**To be done**
1 – Translate this sentence from the passage on the LP and PF instructional designs into Spanish: "For homework, students were asked to continue with the workbook problems."
2 – Answer from the passage on the LP and PF instructional designs:
(a) How many students were in the LP class?
(b) Over how many periods did the cycle of lecture, practice/homework, and feedback repeat?
(c) In the PF condition, what did students complete before the consolidation lecture?
3 – Continue the passage on the LP and PF instructional designs from its last sentence.

>> BEGIN Passage to read

The 38 students in the LP class were involved in teacher-led lectures guided by the course workbook. The teacher introduced a concept (e.g., speed) to the class, worked through some examples, encouraged students to ask questions, following which students solved problems for practice. The teacher then discussed the solutions with the class. For homework, students were asked to continue with the workbook problems. Note that the worked-out examples and practice problems were typically well-structured problems with fully-specified parameters, prescriptive representations, predictive sets of solution strategies and solution paths, often leading to a single correct answer (see Appendix 2 for examples). The well-structured problems ranged from simple to moderately difficult. This cycle of lecture, practice/homework, and feedback then repeated itself over the course of seven periods (see Table 1). Students worked independently most of the time although some problems were solved collaboratively.

In short, the LP condition represented a design that was highly structured from the beginning. The major design elements of the LP instructional design were: individual work, scaffolded solving of well-structured problems, and a high level of structure throughout the instructional cycle in the form of teacher-led lectures, proximal feedback, and regular practice, both in-class and for homework (Puntambekar and Hübscher 2005). The PF condition represented a design that delayed structure (in the form of the consolidation lecture) up until students had completed two complex problem scenarios and the corresponding what-if extension problems *without* any instructional facilitation, support structures, or scaffolds. In contrast, therefore, the major design elements of the PF instructional design were: collaborative work, unscaffolded solving of complex problem scenarios designed for persistence, and a delay of structure.

>> END Passage to read
>> BEGIN Data listing

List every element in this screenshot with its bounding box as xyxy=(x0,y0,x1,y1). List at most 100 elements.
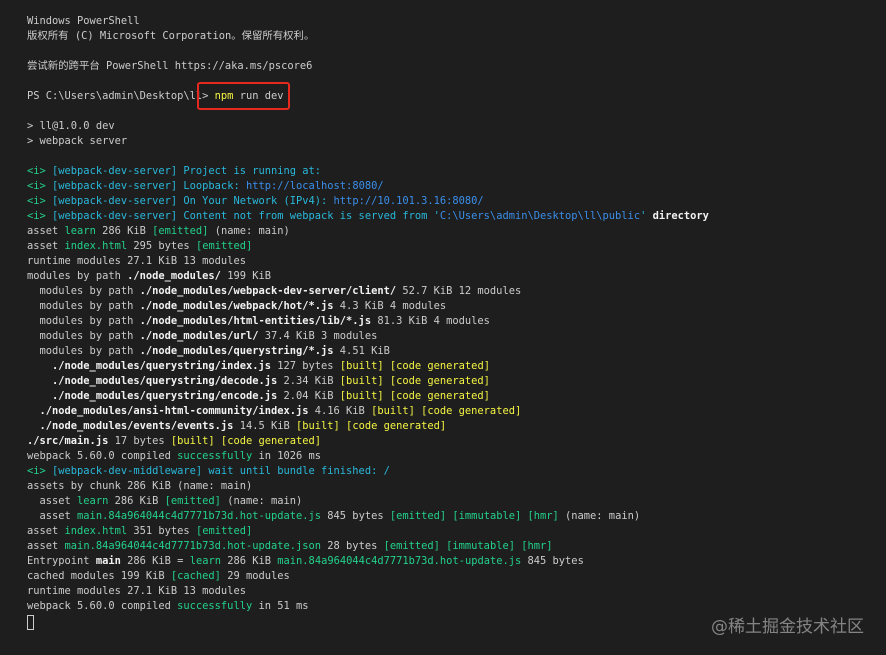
terminal-text-segment: [webpack-dev-server] Content not from we… xyxy=(52,210,440,222)
terminal-line: ./node_modules/querystring/index.js 127 … xyxy=(27,359,886,374)
terminal-line: Entrypoint main 286 KiB = learn 286 KiB … xyxy=(27,554,886,569)
terminal-text-segment: 17 bytes xyxy=(108,435,171,447)
terminal-text-segment: runtime modules 27.1 KiB 13 modules xyxy=(27,585,246,597)
terminal-text-segment: webpack 5.60.0 compiled xyxy=(27,600,178,612)
terminal-line: > ll@1.0.0 dev xyxy=(27,119,886,134)
terminal-text-segment: [emitted] [immutable] [hmr] xyxy=(389,510,559,522)
terminal-text-segment: index.html xyxy=(64,525,128,537)
terminal-text-segment: [webpack-dev-middleware] wait until bund… xyxy=(52,465,390,477)
terminal-text-segment: successfully xyxy=(177,450,253,462)
terminal-text-segment: modules by path xyxy=(27,345,140,357)
terminal-text-segment: [built] [code generated] xyxy=(296,420,447,432)
terminal-line: 尝试新的跨平台 PowerShell https://aka.ms/pscore… xyxy=(27,59,886,74)
terminal-line: ./node_modules/events/events.js 14.5 KiB… xyxy=(27,419,886,434)
terminal-text-segment: 845 bytes xyxy=(521,555,584,567)
terminal-text-segment: Entrypoint xyxy=(27,555,96,567)
terminal-text-segment: > webpack server xyxy=(27,135,128,147)
terminal-text-segment: 2.34 KiB xyxy=(277,375,340,387)
command-highlight-box xyxy=(197,82,290,110)
terminal-line: modules by path ./node_modules/url/ 37.4… xyxy=(27,329,886,344)
terminal-text-segment: asset xyxy=(27,510,78,522)
terminal-text-segment: main.84a964044c4d7771b73d.hot-update.jso… xyxy=(64,540,322,552)
terminal-line: asset main.84a964044c4d7771b73d.hot-upda… xyxy=(27,539,886,554)
terminal-line: <i> [webpack-dev-middleware] wait until … xyxy=(27,464,886,479)
terminal-text-segment: <i> xyxy=(27,180,53,192)
terminal-line: asset main.84a964044c4d7771b73d.hot-upda… xyxy=(27,509,886,524)
terminal-line: modules by path ./node_modules/html-enti… xyxy=(27,314,886,329)
terminal-text-segment: index.html xyxy=(64,240,128,252)
terminal-text-segment: Windows PowerShell xyxy=(27,15,140,27)
terminal-output[interactable]: Windows PowerShell 版权所有 (C) Microsoft Cor… xyxy=(27,14,886,614)
terminal-text-segment: asset xyxy=(27,240,65,252)
terminal-text-segment: 199 KiB xyxy=(220,270,271,282)
terminal-text-segment: 29 modules xyxy=(220,570,290,582)
terminal-text-segment: main.84a964044c4d7771b73d.hot-update.js xyxy=(77,510,322,522)
terminal-text-segment: runtime modules 27.1 KiB 13 modules xyxy=(27,255,246,267)
terminal-line: asset learn 286 KiB [emitted] (name: mai… xyxy=(27,494,886,509)
terminal-text-segment: ./node_modules/querystring/*.js xyxy=(139,345,334,357)
terminal-text-segment: 286 KiB xyxy=(108,495,165,507)
terminal-text-segment: [built] [code generated] xyxy=(339,360,490,372)
terminal-text-segment: (name: main) xyxy=(208,225,290,237)
terminal-text-segment: modules by path xyxy=(27,300,140,312)
terminal-text-segment: 286 KiB xyxy=(220,555,278,567)
terminal-text-segment: ./node_modules/querystring/decode.js xyxy=(27,375,278,387)
terminal-text-segment: 4.51 KiB xyxy=(333,345,390,357)
terminal-line: asset index.html 351 bytes [emitted] xyxy=(27,524,886,539)
terminal-text-segment: [emitted] [immutable] [hmr] xyxy=(383,540,553,552)
terminal-text-segment: modules by path xyxy=(27,330,140,342)
terminal-text-segment: asset xyxy=(27,540,65,552)
terminal-line: <i> [webpack-dev-server] Project is runn… xyxy=(27,164,886,179)
terminal-text-segment: <i> xyxy=(27,165,53,177)
terminal-text-segment: C:\Users\admin\Desktop\ll\public xyxy=(439,210,641,222)
terminal-line: 版权所有 (C) Microsoft Corporation。保留所有权利。 xyxy=(27,29,886,44)
terminal-text-segment: [webpack-dev-server] Project is running … xyxy=(52,165,322,177)
terminal-text-segment: successfully xyxy=(177,600,253,612)
terminal-text-segment: > ll@1.0.0 dev xyxy=(27,120,115,132)
terminal-line: <i> [webpack-dev-server] Loopback: http:… xyxy=(27,179,886,194)
terminal-line: <i> [webpack-dev-server] On Your Network… xyxy=(27,194,886,209)
terminal-text-segment: in 1026 ms xyxy=(252,450,322,462)
terminal-text-segment: 37.4 KiB 3 modules xyxy=(258,330,378,342)
terminal-text-segment: <i> xyxy=(27,210,53,222)
terminal-text-segment: [emitted] xyxy=(152,225,209,237)
terminal-text-segment: learn xyxy=(77,495,109,507)
terminal-text-segment: ./node_modules/querystring/encode.js xyxy=(27,390,278,402)
terminal-text-segment: 81.3 KiB 4 modules xyxy=(371,315,490,327)
terminal-text-segment: ./node_modules/webpack/hot/*.js xyxy=(139,300,334,312)
terminal-line: ./src/main.js 17 bytes [built] [code gen… xyxy=(27,434,886,449)
terminal-text-segment: 295 bytes xyxy=(127,240,196,252)
terminal-text-segment: PS C:\Users\admin\Desktop\ll> xyxy=(27,90,215,102)
terminal-line: asset index.html 295 bytes [emitted] xyxy=(27,239,886,254)
terminal-text-segment: [built] [code generated] xyxy=(170,435,322,447)
terminal-text-segment: [built] [code generated] xyxy=(371,405,522,417)
terminal-text-segment: ./node_modules/ansi-html-community/index… xyxy=(27,405,309,417)
terminal-text-segment: [emitted] xyxy=(195,525,253,537)
terminal-line: runtime modules 27.1 KiB 13 modules xyxy=(27,584,886,599)
terminal-text-segment: 127 bytes xyxy=(270,360,340,372)
terminal-text-segment: 4.3 KiB 4 modules xyxy=(333,300,447,312)
terminal-text-segment: ./node_modules/html-entities/lib/*.js xyxy=(139,315,372,327)
terminal-line: webpack 5.60.0 compiled successfully in … xyxy=(27,449,886,464)
terminal-text-segment: in 51 ms xyxy=(252,600,309,612)
powershell-terminal-window: { "terminal": { "colors": { "background"… xyxy=(0,0,886,655)
terminal-text-segment: directory xyxy=(652,210,709,222)
terminal-line: runtime modules 27.1 KiB 13 modules xyxy=(27,254,886,269)
terminal-text-segment: modules by path xyxy=(27,285,140,297)
terminal-line: <i> [webpack-dev-server] Content not fro… xyxy=(27,209,886,224)
terminal-text-segment: 52.7 KiB 12 modules xyxy=(396,285,522,297)
terminal-text-segment: cached modules 199 KiB xyxy=(27,570,171,582)
terminal-line: PS C:\Users\admin\Desktop\ll> npm run de… xyxy=(27,89,886,104)
terminal-line: ./node_modules/querystring/encode.js 2.0… xyxy=(27,389,886,404)
terminal-line: asset learn 286 KiB [emitted] (name: mai… xyxy=(27,224,886,239)
terminal-text-segment: main.84a964044c4d7771b73d.hot-update.js xyxy=(277,555,522,567)
terminal-text-segment: [emitted] xyxy=(164,495,221,507)
terminal-line: ./node_modules/querystring/decode.js 2.3… xyxy=(27,374,886,389)
terminal-line: assets by chunk 286 KiB (name: main) xyxy=(27,479,886,494)
terminal-text-segment: main xyxy=(95,555,121,567)
terminal-text-segment: learn xyxy=(64,225,96,237)
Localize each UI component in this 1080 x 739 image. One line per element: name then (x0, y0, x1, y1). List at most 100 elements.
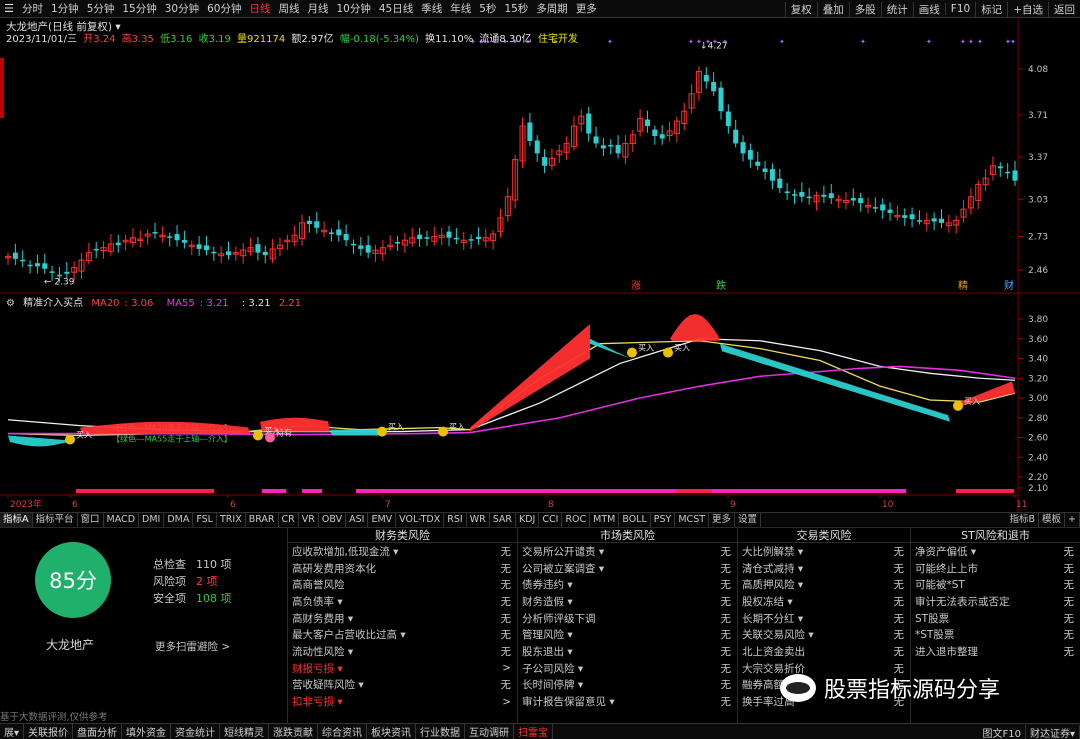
status-bar-item[interactable]: 互动调研 (465, 724, 515, 739)
status-bar-item[interactable]: 资金统计 (171, 724, 221, 739)
indicator-tab[interactable]: SAR (490, 512, 517, 527)
risk-row[interactable]: 高研发费用资本化 无 (288, 560, 517, 577)
chart-tool-button[interactable]: 标记 (975, 1, 1007, 17)
chart-tool-button[interactable]: +自选 (1007, 1, 1048, 17)
period-tab[interactable]: 周线 (275, 1, 304, 16)
price-chart[interactable]: 4.083.713.373.032.732.46← 2.39↓4.27✦ ✦ ✦ ✦ ✦… (0, 18, 1080, 512)
indicator-tab[interactable]: MCST (675, 512, 710, 527)
status-bar-item[interactable]: 行业数据 (416, 724, 466, 739)
period-tab[interactable]: 5分钟 (83, 1, 119, 16)
period-tab[interactable]: 30分钟 (161, 1, 203, 16)
period-tab[interactable]: 季线 (417, 1, 446, 16)
status-bar-item[interactable]: 板块资讯 (367, 724, 417, 739)
indicator-tab[interactable]: DMA (164, 512, 194, 527)
chart-tool-button[interactable]: 多股 (848, 1, 881, 17)
period-tab[interactable]: 多周期 (532, 1, 572, 16)
risk-row[interactable]: 审计无法表示或否定 无 (911, 593, 1080, 610)
risk-row[interactable]: 审计报告保留意见 ▾ 无 (518, 693, 737, 710)
period-tab[interactable]: 5秒 (475, 1, 500, 16)
period-tab[interactable]: 10分钟 (333, 1, 375, 16)
indicator-tab[interactable]: 窗口 (78, 512, 104, 527)
indicator-tab[interactable]: 设置 (735, 512, 762, 527)
risk-row[interactable]: 分析师评级下调 无 (518, 610, 737, 627)
risk-row[interactable]: 长期不分红 ▾ 无 (738, 610, 910, 627)
risk-row[interactable]: 应收款增加,低现金流 ▾ 无 (288, 543, 517, 560)
status-bar-item[interactable]: 关联报价 (24, 724, 74, 739)
period-tab[interactable]: 60分钟 (203, 1, 245, 16)
status-bar-item[interactable]: 扫雷宝 (514, 724, 554, 739)
more-scan-link[interactable]: 更多扫雷避险 > (155, 639, 230, 654)
chart-tool-button[interactable]: 叠加 (816, 1, 849, 17)
status-bar-item[interactable]: 涨跌贡献 (269, 724, 319, 739)
risk-row[interactable]: 高质押风险 ▾ 无 (738, 576, 910, 593)
indicator-tab[interactable]: CR (279, 512, 299, 527)
indicator-tab[interactable]: TRIX (217, 512, 246, 527)
chart-tool-button[interactable]: 复权 (784, 1, 817, 17)
status-bar-item[interactable]: 填外资金 (122, 724, 172, 739)
menu-icon[interactable]: ☰ (0, 0, 18, 18)
period-tab[interactable]: 月线 (304, 1, 333, 16)
risk-row[interactable]: 关联交易风险 ▾ 无 (738, 626, 910, 643)
risk-row[interactable]: 股权冻结 ▾ 无 (738, 593, 910, 610)
indicator-tab[interactable]: CCI (539, 512, 563, 527)
risk-row[interactable]: *ST股票 无 (911, 626, 1080, 643)
risk-row[interactable]: 交易所公开谴责 ▾ 无 (518, 543, 737, 560)
indicator-tab-right[interactable]: 模板 (1039, 513, 1066, 527)
status-bar-right-item[interactable]: 图文F10 (978, 724, 1026, 739)
risk-row[interactable]: 高负债率 ▾ 无 (288, 593, 517, 610)
indicator-tab[interactable]: OBV (319, 512, 347, 527)
period-tab[interactable]: 15分钟 (118, 1, 160, 16)
risk-row[interactable]: 最大客户占营收比过高 ▾ 无 (288, 626, 517, 643)
indicator-settings-icon[interactable]: ⚙ (6, 298, 15, 309)
risk-row[interactable]: 财务造假 ▾ 无 (518, 593, 737, 610)
risk-row[interactable]: 公司被立案调查 ▾ 无 (518, 560, 737, 577)
risk-row[interactable]: 子公司风险 ▾ 无 (518, 660, 737, 677)
period-tab[interactable]: 更多 (572, 1, 601, 16)
period-tab[interactable]: 15秒 (500, 1, 532, 16)
indicator-tab[interactable]: PSY (651, 512, 676, 527)
indicator-tab[interactable]: 指标A (0, 512, 33, 527)
indicator-tab[interactable]: DMI (139, 512, 165, 527)
risk-row[interactable]: 长时间停牌 ▾ 无 (518, 677, 737, 694)
risk-row[interactable]: 净资产偏低 ▾ 无 (911, 543, 1080, 560)
risk-row[interactable]: ST股票 无 (911, 610, 1080, 627)
risk-row[interactable]: 扣非亏损 ▾ > (288, 693, 517, 710)
indicator-tab-right[interactable]: 指标B (1006, 513, 1040, 527)
risk-row[interactable]: 北上资金卖出 无 (738, 643, 910, 660)
indicator-tab[interactable]: RSI (444, 512, 467, 527)
indicator-tab[interactable]: WR (467, 512, 490, 527)
status-bar-item[interactable]: 展▾ (0, 724, 25, 739)
indicator-tab[interactable]: EMV (368, 512, 397, 527)
risk-row[interactable]: 高财务费用 ▾ 无 (288, 610, 517, 627)
indicator-tab[interactable]: 指标平台 (33, 512, 78, 527)
period-tab[interactable]: 45日线 (375, 1, 417, 16)
indicator-tab-right[interactable]: + (1065, 513, 1080, 527)
risk-row[interactable]: 清仓式减持 ▾ 无 (738, 560, 910, 577)
indicator-tab[interactable]: MTM (590, 512, 620, 527)
indicator-tab[interactable]: VR (299, 512, 319, 527)
risk-row[interactable]: 高商誉风险 无 (288, 576, 517, 593)
risk-row[interactable]: 可能被*ST 无 (911, 576, 1080, 593)
indicator-tab[interactable]: VOL-TDX (396, 512, 445, 527)
risk-row[interactable]: 流动性风险 ▾ 无 (288, 643, 517, 660)
indicator-tab[interactable]: BOLL (619, 512, 651, 527)
period-tab[interactable]: 1分钟 (47, 1, 83, 16)
indicator-tab[interactable]: FSL (193, 512, 217, 527)
status-bar-item[interactable]: 综合资讯 (318, 724, 368, 739)
risk-row[interactable]: 进入退市整理 无 (911, 643, 1080, 660)
risk-row[interactable]: 财报亏损 ▾ > (288, 660, 517, 677)
indicator-tab[interactable]: 更多 (709, 512, 736, 527)
indicator-tab[interactable]: ROC (562, 512, 591, 527)
chart-tool-button[interactable]: 返回 (1048, 1, 1080, 17)
indicator-tab[interactable]: KDJ (516, 512, 540, 527)
risk-row[interactable]: 管理风险 ▾ 无 (518, 626, 737, 643)
indicator-tab[interactable]: BRAR (246, 512, 279, 527)
indicator-tab[interactable]: MACD (104, 512, 140, 527)
risk-row[interactable]: 营收疑阵风险 ▾ 无 (288, 677, 517, 694)
status-bar-item[interactable]: 短线精灵 (220, 724, 270, 739)
risk-row[interactable]: 股东退出 ▾ 无 (518, 643, 737, 660)
chart-tool-button[interactable]: 统计 (880, 1, 913, 17)
period-tab[interactable]: 分时 (18, 1, 47, 16)
status-bar-item[interactable]: 盘面分析 (73, 724, 123, 739)
chart-tool-button[interactable]: F10 (944, 3, 975, 15)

>> END Data listing

**Task-by-task answers**
1 – Como tarea, se pidió a los estudiantes que continuaran con los problemas del cuaderno de trabajo.

2 –
(a) 38 students.
(b) Seven periods.
(c) Two complex problem scenarios and the corresponding what-if extension problems.

3 –
It was hypothesized that as long as students persisted in the problem-solving process, they were not only likely to try different ways of representing the problems but also develop a diversity of qualitative as well as quantitative methods for solving the problems. Based on past research, I did not expect students, who were novices with respect to the targeted content of rate and speed, to use the most effective representations and domain-specific methods for solving the problems nor did I expect them to be successful in their problem-solving efforts (Chi et al. 1981; Hardiman et al. 1989; Kirschner et al. 2006; Kohl et al. 2007). However, based on past research on PF (Kapur 2008; Kapur and Kinzer 2009), I believed that there would be a hidden efficacy in students’ persistent exploration of the problem and solution spaces for representations and methods for solving the problem even though the exploration may not necessarily result in performance success in the shorter term. There are at least two reasons for this efficacy. First, students often do not have the necessary prior knowledge differentiation to be able to discern and understand the affordances of domain-specific representations and methods during direct instruction (e.g., Amit and Fried 2005; Even 1998; Schwartz and Martin 2004; for a similar argument applied to perceptual learning, see Garner 1974; Gibson and Gibson 1955). The PF condition was one way of designing for knowledge differentiation by providing opportunities for students to develop structures—concepts, representations, and methods—for solving complex problems. Second, when concepts, representations, and methods are presented in a well-assembled, structured manner during direct instruction, students may not understand why those concepts, representations, and methods are assembled or structured in the way that they are (Anderson 2000; Chi et al. 1988; Schwartz and Bransford 1998). Again, the PF condition was one way of designing for knowledge assembly by providing structure (in the form of a consolidation lecture) but only after students had persisted sufficiently in problem solving.

Therefore, compared to the LP condition, the delay of structure in the PF condition may result in students attempting to assemble key ideas and concepts underlying rate and speed, as well as generate their own structures—representations and methods—for solving the complex problems (Lampert 2001; Lesh and Doerr 2003; Schwartz and Martin 2004; Spiro et al. 1992). The complex problem scenarios afforded opportunities for students to generate their own structures when structure was not provided; developing capacity to generate such structures is indeed a critical dimension of expertise (Anderson 2000; Chi et al. 1981, 1988). Consequently, such a process may be integral to engendering the necessary knowledge differentiation which may help students better discern and understand those very concepts, representations, and methods when presented in a well-assembled, structured form during the consolidation lecture (Dixon and Bangert 2004; Marton 2007; Schwartz and Bransford 1998).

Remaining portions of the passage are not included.